Set exercise — Write the material out again, line by line, exactly as it is.

== Stored rows

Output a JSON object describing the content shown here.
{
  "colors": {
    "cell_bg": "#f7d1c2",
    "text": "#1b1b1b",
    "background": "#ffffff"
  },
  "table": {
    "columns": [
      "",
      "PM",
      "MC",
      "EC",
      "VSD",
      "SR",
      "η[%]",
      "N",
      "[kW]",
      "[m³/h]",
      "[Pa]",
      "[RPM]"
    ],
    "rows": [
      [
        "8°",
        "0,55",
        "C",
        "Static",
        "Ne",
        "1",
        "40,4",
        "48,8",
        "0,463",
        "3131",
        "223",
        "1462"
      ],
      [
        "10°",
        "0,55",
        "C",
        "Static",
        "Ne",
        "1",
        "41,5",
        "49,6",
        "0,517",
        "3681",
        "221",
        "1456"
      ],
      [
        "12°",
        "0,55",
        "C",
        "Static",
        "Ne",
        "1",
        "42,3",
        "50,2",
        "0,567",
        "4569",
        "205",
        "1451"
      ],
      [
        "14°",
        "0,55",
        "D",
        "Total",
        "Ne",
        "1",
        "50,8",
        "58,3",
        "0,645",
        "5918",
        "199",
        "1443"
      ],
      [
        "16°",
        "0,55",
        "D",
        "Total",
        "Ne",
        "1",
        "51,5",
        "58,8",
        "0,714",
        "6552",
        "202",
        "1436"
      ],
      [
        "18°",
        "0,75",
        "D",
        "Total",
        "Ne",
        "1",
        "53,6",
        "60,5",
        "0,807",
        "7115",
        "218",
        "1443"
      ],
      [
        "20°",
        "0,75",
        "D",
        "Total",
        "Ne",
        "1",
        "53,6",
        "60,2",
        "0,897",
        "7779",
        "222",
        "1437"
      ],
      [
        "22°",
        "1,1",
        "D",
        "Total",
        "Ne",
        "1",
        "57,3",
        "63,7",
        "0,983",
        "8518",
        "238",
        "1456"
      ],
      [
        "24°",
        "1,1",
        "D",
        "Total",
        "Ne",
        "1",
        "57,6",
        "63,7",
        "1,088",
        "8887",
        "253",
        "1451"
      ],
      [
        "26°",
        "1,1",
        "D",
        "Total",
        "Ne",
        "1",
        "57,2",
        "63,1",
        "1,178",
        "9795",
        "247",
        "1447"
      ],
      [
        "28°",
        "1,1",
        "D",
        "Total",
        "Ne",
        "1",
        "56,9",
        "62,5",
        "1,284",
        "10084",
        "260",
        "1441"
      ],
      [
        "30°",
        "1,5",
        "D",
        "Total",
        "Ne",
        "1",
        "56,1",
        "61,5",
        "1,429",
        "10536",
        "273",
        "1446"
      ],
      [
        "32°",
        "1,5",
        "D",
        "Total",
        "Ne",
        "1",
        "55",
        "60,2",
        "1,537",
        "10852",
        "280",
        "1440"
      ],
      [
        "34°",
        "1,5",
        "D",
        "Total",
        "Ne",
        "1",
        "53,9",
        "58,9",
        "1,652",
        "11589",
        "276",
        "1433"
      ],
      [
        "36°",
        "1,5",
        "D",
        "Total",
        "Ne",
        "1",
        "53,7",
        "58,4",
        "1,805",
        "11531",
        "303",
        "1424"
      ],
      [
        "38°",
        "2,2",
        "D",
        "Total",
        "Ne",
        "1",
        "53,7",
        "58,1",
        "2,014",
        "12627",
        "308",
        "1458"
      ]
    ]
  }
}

====

Written solution —
Output a JSON object describing the content shown here.
{
  "colors": {
    "cell_bg": "#f7d1c2",
    "text": "#1b1b1b",
    "background": "#ffffff"
  },
  "table": {
    "columns": [
      "",
      "PM",
      "MC",
      "EC",
      "VSD",
      "SR",
      "η[%]",
      "N",
      "[kW]",
      "[m³/h]",
      "[Pa]",
      "[RPM]"
    ],
    "rows": [
      [
        "8°",
        "0,55",
        "C",
        "Static",
        "Ne",
        "1",
        "40,4",
        "48,8",
        "0,463",
        "3131",
        "223",
        "1462"
      ],
      [
        "10°",
        "0,55",
        "C",
        "Static",
        "Ne",
        "1",
        "41,5",
        "49,6",
        "0,517",
        "3681",
        "221",
        "1456"
      ],
      [
        "12°",
        "0,55",
        "C",
        "Static",
        "Ne",
        "1",
        "42,3",
        "50,2",
        "0,567",
        "4569",
        "205",
        "1451"
      ],
      [
        "14°",
        "0,55",
        "D",
        "Total",
        "Ne",
        "1",
        "50,8",
        "58,3",
        "0,645",
        "5918",
        "199",
        "1443"
      ],
      [
        "16°",
        "0,55",
        "D",
        "Total",
        "Ne",
        "1",
        "51,5",
        "58,8",
        "0,714",
        "6552",
        "202",
        "1436"
      ],
      [
        "18°",
        "0,75",
        "D",
        "Total",
        "Ne",
        "1",
        "53,6",
        "60,5",
        "0,807",
        "7115",
        "218",
        "1443"
      ],
      [
        "20°",
        "0,75",
        "D",
        "Total",
        "Ne",
        "1",
        "53,6",
        "60,2",
        "0,897",
        "7779",
        "222",
        "1437"
      ],
      [
        "22°",
        "1,1",
        "D",
        "Total",
        "Ne",
        "1",
        "57,3",
        "63,7",
        "0,983",
        "8518",
        "238",
        "1456"
      ],
      [
        "24°",
        "1,1",
        "D",
        "Total",
        "Ne",
        "1",
        "57,6",
        "63,7",
        "1,088",
        "8887",
        "253",
        "1451"
      ],
      [
        "26°",
        "1,1",
        "D",
        "Total",
        "Ne",
        "1",
        "57,2",
        "63,1",
        "1,178",
        "9795",
        "247",
        "1447"
      ],
      [
        "28°",
        "1,1",
        "D",
        "Total",
        "Ne",
        "1",
        "56,9",
        "62,5",
        "1,284",
        "10084",
        "260",
        "1441"
      ],
      [
        "30°",
        "1,5",
        "D",
        "Total",
        "Ne",
        "1",
        "56,1",
        "61,5",
        "1,429",
        "10536",
        "273",
        "1446"
      ],
      [
        "32°",
        "1,5",
        "D",
        "Total",
        "Ne",
        "1",
        "55",
        "60,2",
        "1,537",
        "10852",
        "280",
        "1440"
      ],
      [
        "34°",
        "1,5",
        "D",
        "Total",
        "Ne",
        "1",
        "53,9",
        "58,9",
        "1,652",
        "11589",
        "276",
        "1433"
      ],
      [
        "36°",
        "1,5",
        "D",
        "Total",
        "Ne",
        "1",
        "53,7",
        "58,4",
        "1,805",
        "11531",
        "303",
        "1424"
      ],
      [
        "38°",
        "2,2",
        "D",
        "Total",
        "Ne",
        "1",
        "53,7",
        "58,1",
        "2,014",
        "12627",
        "308",
        "1458"
      ]
    ]
  }
}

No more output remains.